__What is needed__: Repeat each record exactly as written, and drop any images.

Records from a collection
☆ ☆ ☆

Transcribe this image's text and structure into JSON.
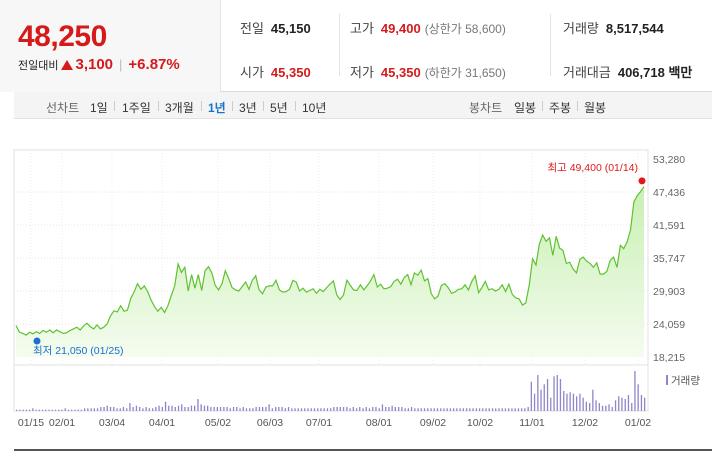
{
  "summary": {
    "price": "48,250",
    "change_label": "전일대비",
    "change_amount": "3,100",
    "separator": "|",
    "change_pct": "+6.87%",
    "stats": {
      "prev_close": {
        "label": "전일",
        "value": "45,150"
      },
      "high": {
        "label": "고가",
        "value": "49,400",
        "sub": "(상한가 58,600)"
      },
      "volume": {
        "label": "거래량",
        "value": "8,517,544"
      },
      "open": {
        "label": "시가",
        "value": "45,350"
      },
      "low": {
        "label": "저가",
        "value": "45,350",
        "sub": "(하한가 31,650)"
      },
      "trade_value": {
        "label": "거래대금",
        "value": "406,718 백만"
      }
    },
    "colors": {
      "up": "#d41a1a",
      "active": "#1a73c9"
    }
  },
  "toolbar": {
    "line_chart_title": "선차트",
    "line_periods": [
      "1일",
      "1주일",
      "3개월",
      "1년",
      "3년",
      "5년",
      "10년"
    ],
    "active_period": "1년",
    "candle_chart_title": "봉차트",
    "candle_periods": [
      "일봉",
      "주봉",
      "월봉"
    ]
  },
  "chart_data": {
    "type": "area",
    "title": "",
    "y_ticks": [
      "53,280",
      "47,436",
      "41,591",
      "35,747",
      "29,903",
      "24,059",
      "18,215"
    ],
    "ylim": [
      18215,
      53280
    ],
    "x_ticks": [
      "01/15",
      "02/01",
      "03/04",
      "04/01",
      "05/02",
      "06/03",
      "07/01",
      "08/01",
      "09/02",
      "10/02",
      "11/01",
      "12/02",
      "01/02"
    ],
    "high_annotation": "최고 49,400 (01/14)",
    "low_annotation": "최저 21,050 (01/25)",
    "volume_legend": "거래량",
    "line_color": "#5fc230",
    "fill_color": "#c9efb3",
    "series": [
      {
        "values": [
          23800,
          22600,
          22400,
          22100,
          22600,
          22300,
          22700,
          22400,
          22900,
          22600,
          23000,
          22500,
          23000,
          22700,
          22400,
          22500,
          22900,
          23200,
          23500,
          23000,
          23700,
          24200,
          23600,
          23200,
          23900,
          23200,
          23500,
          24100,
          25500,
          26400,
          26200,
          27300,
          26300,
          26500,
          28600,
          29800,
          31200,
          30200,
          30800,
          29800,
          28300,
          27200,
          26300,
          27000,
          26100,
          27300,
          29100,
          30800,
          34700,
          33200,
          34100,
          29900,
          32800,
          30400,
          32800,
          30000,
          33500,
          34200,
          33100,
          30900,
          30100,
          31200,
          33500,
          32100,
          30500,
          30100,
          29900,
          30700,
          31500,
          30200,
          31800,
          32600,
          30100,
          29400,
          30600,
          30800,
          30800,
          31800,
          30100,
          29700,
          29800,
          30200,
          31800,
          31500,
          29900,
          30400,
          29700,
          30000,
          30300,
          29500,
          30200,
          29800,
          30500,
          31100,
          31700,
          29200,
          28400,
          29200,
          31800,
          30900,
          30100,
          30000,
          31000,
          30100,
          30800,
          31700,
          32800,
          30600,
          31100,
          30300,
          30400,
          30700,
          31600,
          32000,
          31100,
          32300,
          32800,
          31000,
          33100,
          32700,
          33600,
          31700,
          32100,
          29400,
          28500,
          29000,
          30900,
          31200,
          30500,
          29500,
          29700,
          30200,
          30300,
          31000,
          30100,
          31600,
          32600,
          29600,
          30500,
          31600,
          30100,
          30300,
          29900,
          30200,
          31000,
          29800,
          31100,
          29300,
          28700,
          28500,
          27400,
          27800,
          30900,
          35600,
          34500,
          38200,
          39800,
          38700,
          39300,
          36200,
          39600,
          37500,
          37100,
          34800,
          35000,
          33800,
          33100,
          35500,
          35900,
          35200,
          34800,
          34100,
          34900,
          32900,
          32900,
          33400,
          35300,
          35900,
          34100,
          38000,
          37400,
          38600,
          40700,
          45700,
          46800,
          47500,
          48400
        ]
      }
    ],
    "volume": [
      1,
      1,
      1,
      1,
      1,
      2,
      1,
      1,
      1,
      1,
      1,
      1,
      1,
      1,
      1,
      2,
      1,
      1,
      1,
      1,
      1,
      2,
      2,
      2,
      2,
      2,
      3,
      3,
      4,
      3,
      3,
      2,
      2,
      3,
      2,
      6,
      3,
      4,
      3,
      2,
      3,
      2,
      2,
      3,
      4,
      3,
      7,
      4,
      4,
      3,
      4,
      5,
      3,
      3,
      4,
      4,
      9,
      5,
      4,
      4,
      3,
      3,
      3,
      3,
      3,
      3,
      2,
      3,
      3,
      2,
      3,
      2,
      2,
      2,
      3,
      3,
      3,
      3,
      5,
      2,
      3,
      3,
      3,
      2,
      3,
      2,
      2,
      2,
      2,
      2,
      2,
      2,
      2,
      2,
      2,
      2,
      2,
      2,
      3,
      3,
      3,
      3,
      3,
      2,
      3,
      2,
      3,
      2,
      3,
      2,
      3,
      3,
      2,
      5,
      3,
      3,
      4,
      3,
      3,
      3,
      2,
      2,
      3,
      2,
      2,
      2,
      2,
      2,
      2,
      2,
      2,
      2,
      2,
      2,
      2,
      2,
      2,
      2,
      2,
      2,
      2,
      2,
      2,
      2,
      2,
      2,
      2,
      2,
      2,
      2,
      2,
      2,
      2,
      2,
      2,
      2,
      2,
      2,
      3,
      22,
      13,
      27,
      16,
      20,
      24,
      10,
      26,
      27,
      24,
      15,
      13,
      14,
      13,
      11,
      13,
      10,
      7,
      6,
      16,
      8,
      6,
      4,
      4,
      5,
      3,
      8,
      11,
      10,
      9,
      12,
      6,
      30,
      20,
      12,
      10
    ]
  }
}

☆ ☆ ☆

__The completed task__:
Transcribe this image's text and structure into JSON.
{
  "summary": {
    "price": "48,250",
    "change_label": "전일대비",
    "change_amount": "3,100",
    "separator": "|",
    "change_pct": "+6.87%",
    "stats": {
      "prev_close": {
        "label": "전일",
        "value": "45,150"
      },
      "high": {
        "label": "고가",
        "value": "49,400",
        "sub": "(상한가 58,600)"
      },
      "volume": {
        "label": "거래량",
        "value": "8,517,544"
      },
      "open": {
        "label": "시가",
        "value": "45,350"
      },
      "low": {
        "label": "저가",
        "value": "45,350",
        "sub": "(하한가 31,650)"
      },
      "trade_value": {
        "label": "거래대금",
        "value": "406,718 백만"
      }
    },
    "colors": {
      "up": "#d41a1a",
      "active": "#1a73c9"
    }
  },
  "toolbar": {
    "line_chart_title": "선차트",
    "line_periods": [
      "1일",
      "1주일",
      "3개월",
      "1년",
      "3년",
      "5년",
      "10년"
    ],
    "active_period": "1년",
    "candle_chart_title": "봉차트",
    "candle_periods": [
      "일봉",
      "주봉",
      "월봉"
    ]
  },
  "chart_data": {
    "type": "area",
    "title": "",
    "y_ticks": [
      "53,280",
      "47,436",
      "41,591",
      "35,747",
      "29,903",
      "24,059",
      "18,215"
    ],
    "ylim": [
      18215,
      53280
    ],
    "x_ticks": [
      "01/15",
      "02/01",
      "03/04",
      "04/01",
      "05/02",
      "06/03",
      "07/01",
      "08/01",
      "09/02",
      "10/02",
      "11/01",
      "12/02",
      "01/02"
    ],
    "high_annotation": "최고 49,400 (01/14)",
    "low_annotation": "최저 21,050 (01/25)",
    "volume_legend": "거래량",
    "line_color": "#5fc230",
    "fill_color": "#c9efb3",
    "series": [
      {
        "values": [
          23800,
          22600,
          22400,
          22100,
          22600,
          22300,
          22700,
          22400,
          22900,
          22600,
          23000,
          22500,
          23000,
          22700,
          22400,
          22500,
          22900,
          23200,
          23500,
          23000,
          23700,
          24200,
          23600,
          23200,
          23900,
          23200,
          23500,
          24100,
          25500,
          26400,
          26200,
          27300,
          26300,
          26500,
          28600,
          29800,
          31200,
          30200,
          30800,
          29800,
          28300,
          27200,
          26300,
          27000,
          26100,
          27300,
          29100,
          30800,
          34700,
          33200,
          34100,
          29900,
          32800,
          30400,
          32800,
          30000,
          33500,
          34200,
          33100,
          30900,
          30100,
          31200,
          33500,
          32100,
          30500,
          30100,
          29900,
          30700,
          31500,
          30200,
          31800,
          32600,
          30100,
          29400,
          30600,
          30800,
          30800,
          31800,
          30100,
          29700,
          29800,
          30200,
          31800,
          31500,
          29900,
          30400,
          29700,
          30000,
          30300,
          29500,
          30200,
          29800,
          30500,
          31100,
          31700,
          29200,
          28400,
          29200,
          31800,
          30900,
          30100,
          30000,
          31000,
          30100,
          30800,
          31700,
          32800,
          30600,
          31100,
          30300,
          30400,
          30700,
          31600,
          32000,
          31100,
          32300,
          32800,
          31000,
          33100,
          32700,
          33600,
          31700,
          32100,
          29400,
          28500,
          29000,
          30900,
          31200,
          30500,
          29500,
          29700,
          30200,
          30300,
          31000,
          30100,
          31600,
          32600,
          29600,
          30500,
          31600,
          30100,
          30300,
          29900,
          30200,
          31000,
          29800,
          31100,
          29300,
          28700,
          28500,
          27400,
          27800,
          30900,
          35600,
          34500,
          38200,
          39800,
          38700,
          39300,
          36200,
          39600,
          37500,
          37100,
          34800,
          35000,
          33800,
          33100,
          35500,
          35900,
          35200,
          34800,
          34100,
          34900,
          32900,
          32900,
          33400,
          35300,
          35900,
          34100,
          38000,
          37400,
          38600,
          40700,
          45700,
          46800,
          47500,
          48400
        ]
      }
    ],
    "volume": [
      1,
      1,
      1,
      1,
      1,
      2,
      1,
      1,
      1,
      1,
      1,
      1,
      1,
      1,
      1,
      2,
      1,
      1,
      1,
      1,
      1,
      2,
      2,
      2,
      2,
      2,
      3,
      3,
      4,
      3,
      3,
      2,
      2,
      3,
      2,
      6,
      3,
      4,
      3,
      2,
      3,
      2,
      2,
      3,
      4,
      3,
      7,
      4,
      4,
      3,
      4,
      5,
      3,
      3,
      4,
      4,
      9,
      5,
      4,
      4,
      3,
      3,
      3,
      3,
      3,
      3,
      2,
      3,
      3,
      2,
      3,
      2,
      2,
      2,
      3,
      3,
      3,
      3,
      5,
      2,
      3,
      3,
      3,
      2,
      3,
      2,
      2,
      2,
      2,
      2,
      2,
      2,
      2,
      2,
      2,
      2,
      2,
      2,
      3,
      3,
      3,
      3,
      3,
      2,
      3,
      2,
      3,
      2,
      3,
      2,
      3,
      3,
      2,
      5,
      3,
      3,
      4,
      3,
      3,
      3,
      2,
      2,
      3,
      2,
      2,
      2,
      2,
      2,
      2,
      2,
      2,
      2,
      2,
      2,
      2,
      2,
      2,
      2,
      2,
      2,
      2,
      2,
      2,
      2,
      2,
      2,
      2,
      2,
      2,
      2,
      2,
      2,
      2,
      2,
      2,
      2,
      2,
      2,
      3,
      22,
      13,
      27,
      16,
      20,
      24,
      10,
      26,
      27,
      24,
      15,
      13,
      14,
      13,
      11,
      13,
      10,
      7,
      6,
      16,
      8,
      6,
      4,
      4,
      5,
      3,
      8,
      11,
      10,
      9,
      12,
      6,
      30,
      20,
      12,
      10
    ]
  }
}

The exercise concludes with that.